Given request:
Transcribe all the records exactly and omit any images they hold.

— Start Dataset rows —

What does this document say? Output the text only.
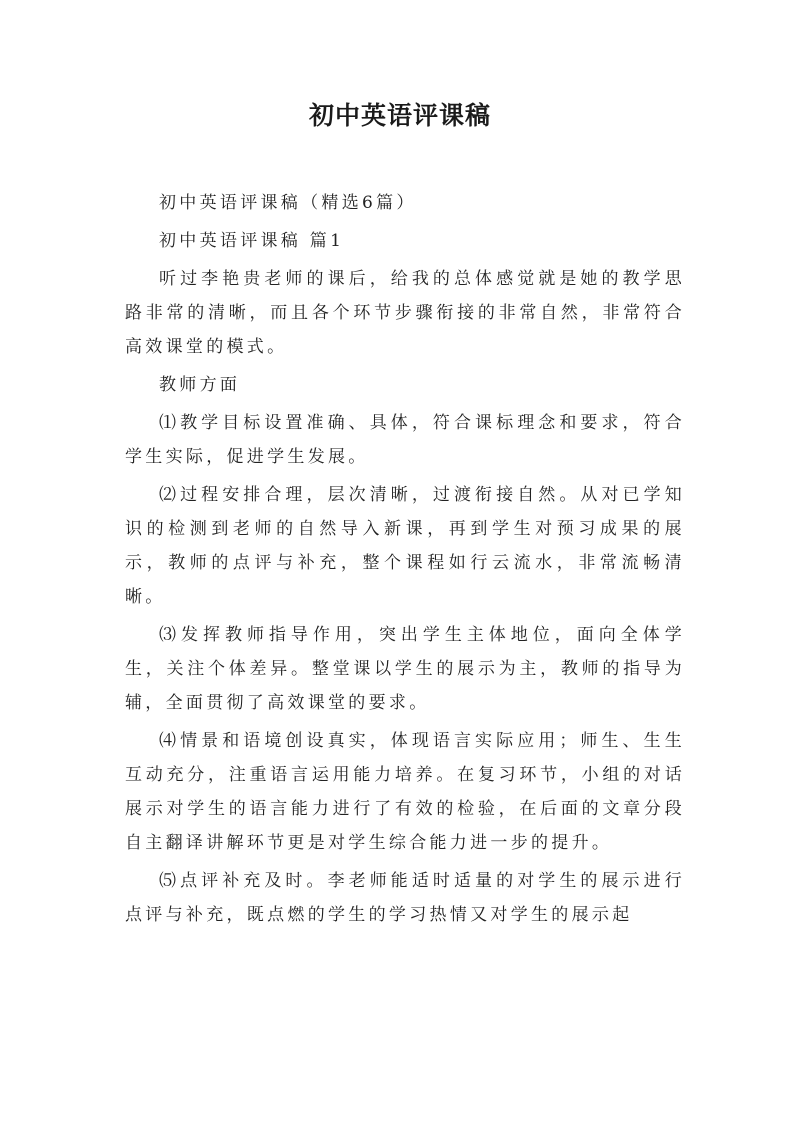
初中英语评课稿

初中英语评课稿（精选6篇）

初中英语评课稿 篇1

听过李艳贵老师的课后，给我的总体感觉就是她的教学思路非常的清晰，而且各个环节步骤衔接的非常自然，非常符合高效课堂的模式。

教师方面

⑴教学目标设置准确、具体，符合课标理念和要求，符合学生实际，促进学生发展。

⑵过程安排合理，层次清晰，过渡衔接自然。从对已学知识的检测到老师的自然导入新课，再到学生对预习成果的展示，教师的点评与补充，整个课程如行云流水，非常流畅清晰。

⑶发挥教师指导作用，突出学生主体地位，面向全体学生，关注个体差异。整堂课以学生的展示为主，教师的指导为辅，全面贯彻了高效课堂的要求。

⑷情景和语境创设真实，体现语言实际应用；师生、生生互动充分，注重语言运用能力培养。在复习环节，小组的对话展示对学生的语言能力进行了有效的检验，在后面的文章分段自主翻译讲解环节更是对学生综合能力进一步的提升。

⑸点评补充及时。李老师能适时适量的对学生的展示进行点评与补充，既点燃的学生的学习热情又对学生的展示起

— End Dataset rows —

Task solution:
What does this document say? Output the text only.
初中英语评课稿

初中英语评课稿（精选6篇）

初中英语评课稿 篇1

听过李艳贵老师的课后，给我的总体感觉就是她的教学思路非常的清晰，而且各个环节步骤衔接的非常自然，非常符合高效课堂的模式。

教师方面

⑴教学目标设置准确、具体，符合课标理念和要求，符合学生实际，促进学生发展。

⑵过程安排合理，层次清晰，过渡衔接自然。从对已学知识的检测到老师的自然导入新课，再到学生对预习成果的展示，教师的点评与补充，整个课程如行云流水，非常流畅清晰。

⑶发挥教师指导作用，突出学生主体地位，面向全体学生，关注个体差异。整堂课以学生的展示为主，教师的指导为辅，全面贯彻了高效课堂的要求。

⑷情景和语境创设真实，体现语言实际应用；师生、生生互动充分，注重语言运用能力培养。在复习环节，小组的对话展示对学生的语言能力进行了有效的检验，在后面的文章分段自主翻译讲解环节更是对学生综合能力进一步的提升。

⑸点评补充及时。李老师能适时适量的对学生的展示进行点评与补充，既点燃的学生的学习热情又对学生的展示起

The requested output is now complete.